__Work required__
Without changing a character, return the entries, but not the images they hold.

__Material shown__

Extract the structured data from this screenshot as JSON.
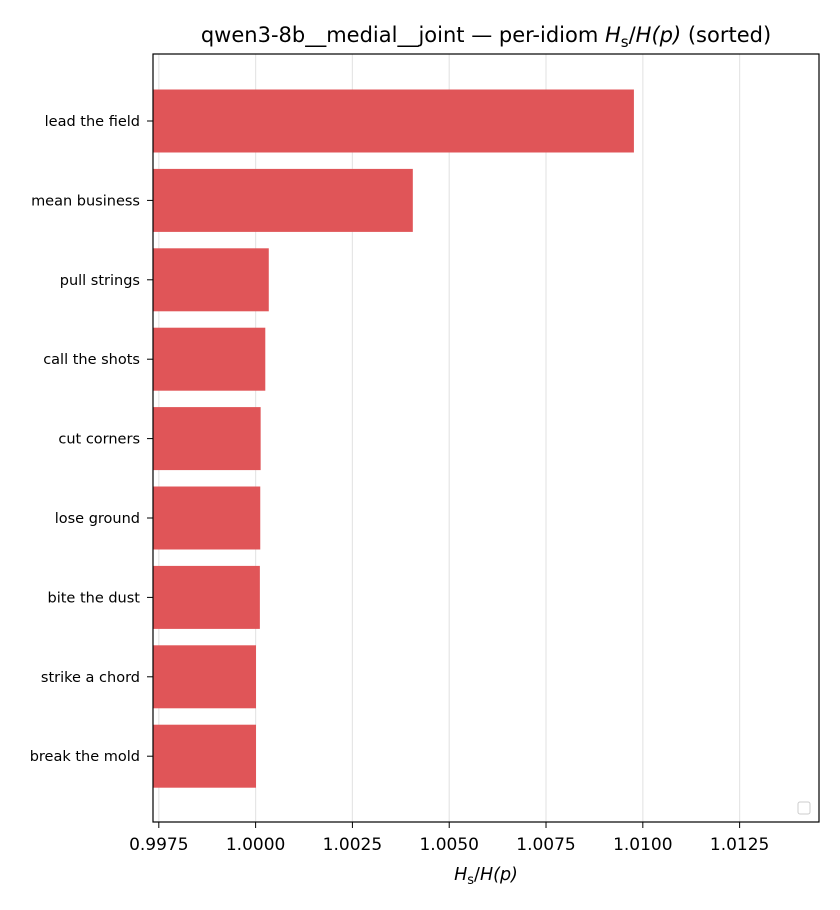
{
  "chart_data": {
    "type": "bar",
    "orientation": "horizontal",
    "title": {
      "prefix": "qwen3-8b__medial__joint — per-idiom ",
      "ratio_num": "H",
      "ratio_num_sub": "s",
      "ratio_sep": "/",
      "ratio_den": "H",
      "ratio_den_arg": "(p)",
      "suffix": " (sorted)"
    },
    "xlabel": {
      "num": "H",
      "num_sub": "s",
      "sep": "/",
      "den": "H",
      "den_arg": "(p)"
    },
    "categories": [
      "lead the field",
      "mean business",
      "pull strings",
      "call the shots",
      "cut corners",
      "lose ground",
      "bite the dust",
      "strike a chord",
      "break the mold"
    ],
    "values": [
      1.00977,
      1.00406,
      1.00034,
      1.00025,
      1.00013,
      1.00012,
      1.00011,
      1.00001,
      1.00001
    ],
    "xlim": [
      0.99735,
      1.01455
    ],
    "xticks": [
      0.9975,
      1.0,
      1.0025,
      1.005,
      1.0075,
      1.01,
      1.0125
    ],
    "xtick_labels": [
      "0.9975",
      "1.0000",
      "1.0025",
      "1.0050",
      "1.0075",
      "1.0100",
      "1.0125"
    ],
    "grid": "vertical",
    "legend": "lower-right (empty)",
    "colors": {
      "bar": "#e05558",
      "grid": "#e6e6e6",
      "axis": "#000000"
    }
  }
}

__Solution to the exercise__
Extract the structured data from this screenshot as JSON.
{
  "chart_data": {
    "type": "bar",
    "orientation": "horizontal",
    "title": {
      "prefix": "qwen3-8b__medial__joint — per-idiom ",
      "ratio_num": "H",
      "ratio_num_sub": "s",
      "ratio_sep": "/",
      "ratio_den": "H",
      "ratio_den_arg": "(p)",
      "suffix": " (sorted)"
    },
    "xlabel": {
      "num": "H",
      "num_sub": "s",
      "sep": "/",
      "den": "H",
      "den_arg": "(p)"
    },
    "categories": [
      "lead the field",
      "mean business",
      "pull strings",
      "call the shots",
      "cut corners",
      "lose ground",
      "bite the dust",
      "strike a chord",
      "break the mold"
    ],
    "values": [
      1.00977,
      1.00406,
      1.00034,
      1.00025,
      1.00013,
      1.00012,
      1.00011,
      1.00001,
      1.00001
    ],
    "xlim": [
      0.99735,
      1.01455
    ],
    "xticks": [
      0.9975,
      1.0,
      1.0025,
      1.005,
      1.0075,
      1.01,
      1.0125
    ],
    "xtick_labels": [
      "0.9975",
      "1.0000",
      "1.0025",
      "1.0050",
      "1.0075",
      "1.0100",
      "1.0125"
    ],
    "grid": "vertical",
    "legend": "lower-right (empty)",
    "colors": {
      "bar": "#e05558",
      "grid": "#e6e6e6",
      "axis": "#000000"
    }
  }
}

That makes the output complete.